** BEGIN The data **

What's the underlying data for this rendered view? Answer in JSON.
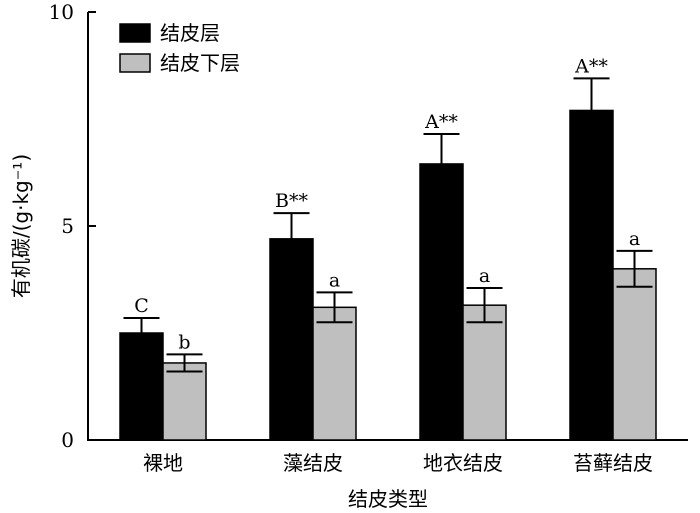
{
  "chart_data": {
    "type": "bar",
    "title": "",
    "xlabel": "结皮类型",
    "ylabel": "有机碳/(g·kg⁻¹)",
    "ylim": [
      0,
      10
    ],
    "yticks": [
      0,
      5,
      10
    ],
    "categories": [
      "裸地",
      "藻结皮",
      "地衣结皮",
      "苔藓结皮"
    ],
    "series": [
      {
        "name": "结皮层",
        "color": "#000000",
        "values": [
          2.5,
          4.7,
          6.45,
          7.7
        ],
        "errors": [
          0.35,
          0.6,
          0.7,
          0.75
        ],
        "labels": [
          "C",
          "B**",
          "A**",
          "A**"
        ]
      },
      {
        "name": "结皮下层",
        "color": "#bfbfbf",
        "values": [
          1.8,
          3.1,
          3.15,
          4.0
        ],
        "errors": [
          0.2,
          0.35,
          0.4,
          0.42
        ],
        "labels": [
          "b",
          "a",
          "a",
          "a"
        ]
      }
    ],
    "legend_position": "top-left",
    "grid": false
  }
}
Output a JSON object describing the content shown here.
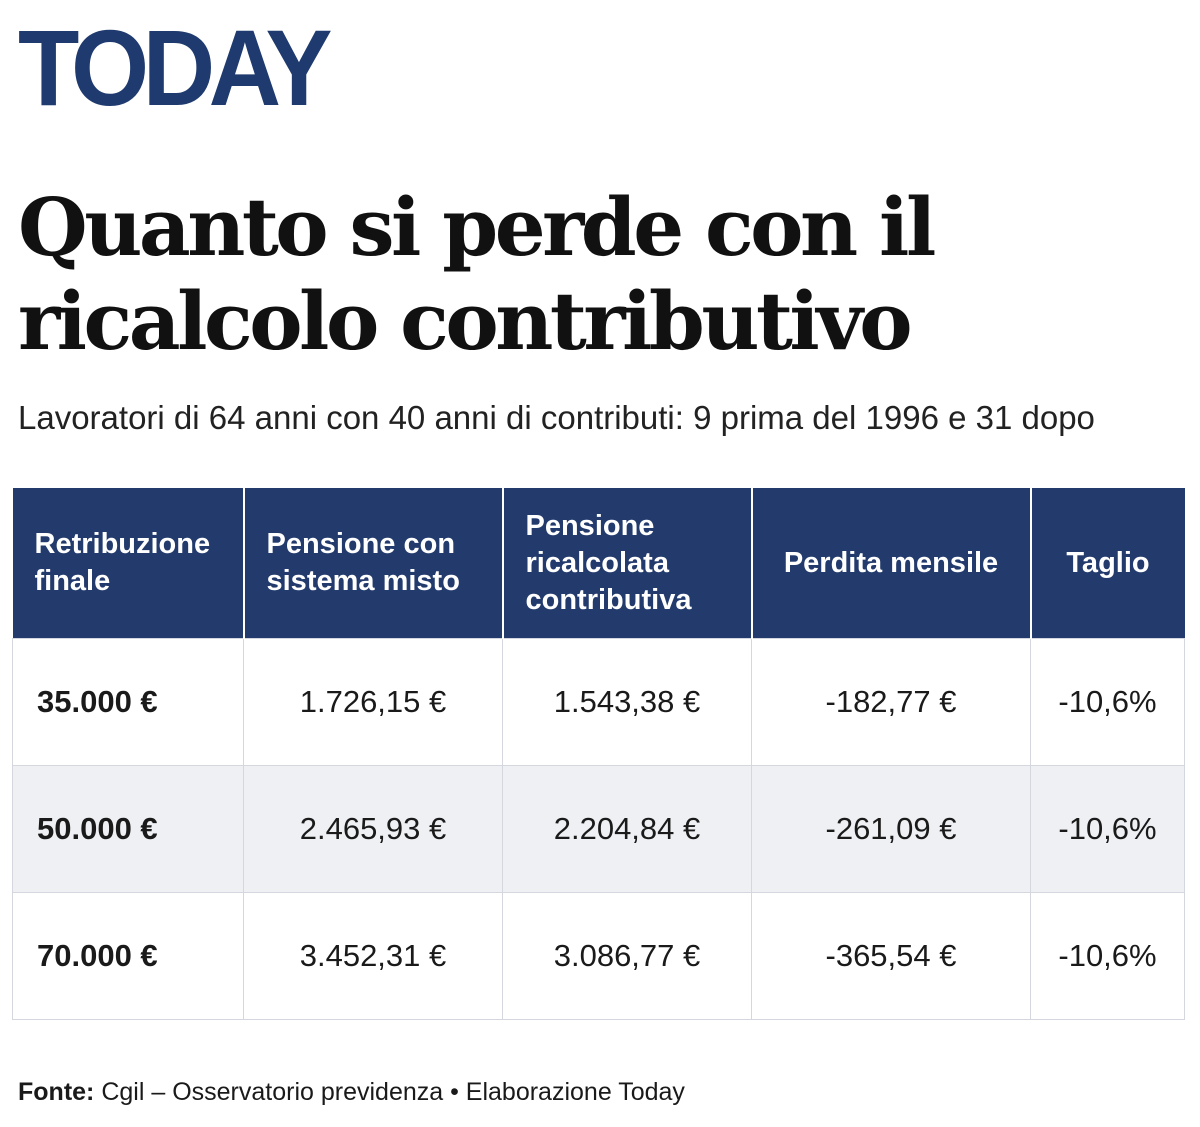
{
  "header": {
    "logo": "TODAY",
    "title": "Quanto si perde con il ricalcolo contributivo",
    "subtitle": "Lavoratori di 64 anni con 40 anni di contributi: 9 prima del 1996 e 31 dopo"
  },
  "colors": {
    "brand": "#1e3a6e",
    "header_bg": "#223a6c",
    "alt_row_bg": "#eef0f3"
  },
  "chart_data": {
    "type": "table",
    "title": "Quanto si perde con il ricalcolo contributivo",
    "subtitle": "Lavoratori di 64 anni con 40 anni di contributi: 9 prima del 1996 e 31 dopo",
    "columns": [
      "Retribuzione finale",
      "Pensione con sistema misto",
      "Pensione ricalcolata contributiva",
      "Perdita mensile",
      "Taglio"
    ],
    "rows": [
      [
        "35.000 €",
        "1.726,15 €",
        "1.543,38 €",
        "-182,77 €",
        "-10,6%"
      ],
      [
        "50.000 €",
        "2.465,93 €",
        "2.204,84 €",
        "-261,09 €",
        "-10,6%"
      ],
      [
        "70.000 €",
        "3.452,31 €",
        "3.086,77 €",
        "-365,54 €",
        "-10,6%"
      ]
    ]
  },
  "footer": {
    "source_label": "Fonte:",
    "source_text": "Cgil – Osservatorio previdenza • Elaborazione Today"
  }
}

** END The data **

**Exercise prompt:** Quote the records above exactly, leaving out any pictures.

**Output of the exercise:**
What's the underlying data for this rendered view? Answer in JSON.
{
  "chart_data": {
    "type": "bar",
    "title": "",
    "xlabel": "结皮类型",
    "ylabel": "有机碳/(g·kg⁻¹)",
    "ylim": [
      0,
      10
    ],
    "yticks": [
      0,
      5,
      10
    ],
    "categories": [
      "裸地",
      "藻结皮",
      "地衣结皮",
      "苔藓结皮"
    ],
    "series": [
      {
        "name": "结皮层",
        "color": "#000000",
        "values": [
          2.5,
          4.7,
          6.45,
          7.7
        ],
        "errors": [
          0.35,
          0.6,
          0.7,
          0.75
        ],
        "labels": [
          "C",
          "B**",
          "A**",
          "A**"
        ]
      },
      {
        "name": "结皮下层",
        "color": "#bfbfbf",
        "values": [
          1.8,
          3.1,
          3.15,
          4.0
        ],
        "errors": [
          0.2,
          0.35,
          0.4,
          0.42
        ],
        "labels": [
          "b",
          "a",
          "a",
          "a"
        ]
      }
    ],
    "legend_position": "top-left",
    "grid": false
  }
}
Output a JSON object describing the content shown here.
{
  "header": {
    "logo": "TODAY",
    "title": "Quanto si perde con il ricalcolo contributivo",
    "subtitle": "Lavoratori di 64 anni con 40 anni di contributi: 9 prima del 1996 e 31 dopo"
  },
  "colors": {
    "brand": "#1e3a6e",
    "header_bg": "#223a6c",
    "alt_row_bg": "#eef0f3"
  },
  "chart_data": {
    "type": "table",
    "title": "Quanto si perde con il ricalcolo contributivo",
    "subtitle": "Lavoratori di 64 anni con 40 anni di contributi: 9 prima del 1996 e 31 dopo",
    "columns": [
      "Retribuzione finale",
      "Pensione con sistema misto",
      "Pensione ricalcolata contributiva",
      "Perdita mensile",
      "Taglio"
    ],
    "rows": [
      [
        "35.000 €",
        "1.726,15 €",
        "1.543,38 €",
        "-182,77 €",
        "-10,6%"
      ],
      [
        "50.000 €",
        "2.465,93 €",
        "2.204,84 €",
        "-261,09 €",
        "-10,6%"
      ],
      [
        "70.000 €",
        "3.452,31 €",
        "3.086,77 €",
        "-365,54 €",
        "-10,6%"
      ]
    ]
  },
  "footer": {
    "source_label": "Fonte:",
    "source_text": "Cgil – Osservatorio previdenza • Elaborazione Today"
  }
}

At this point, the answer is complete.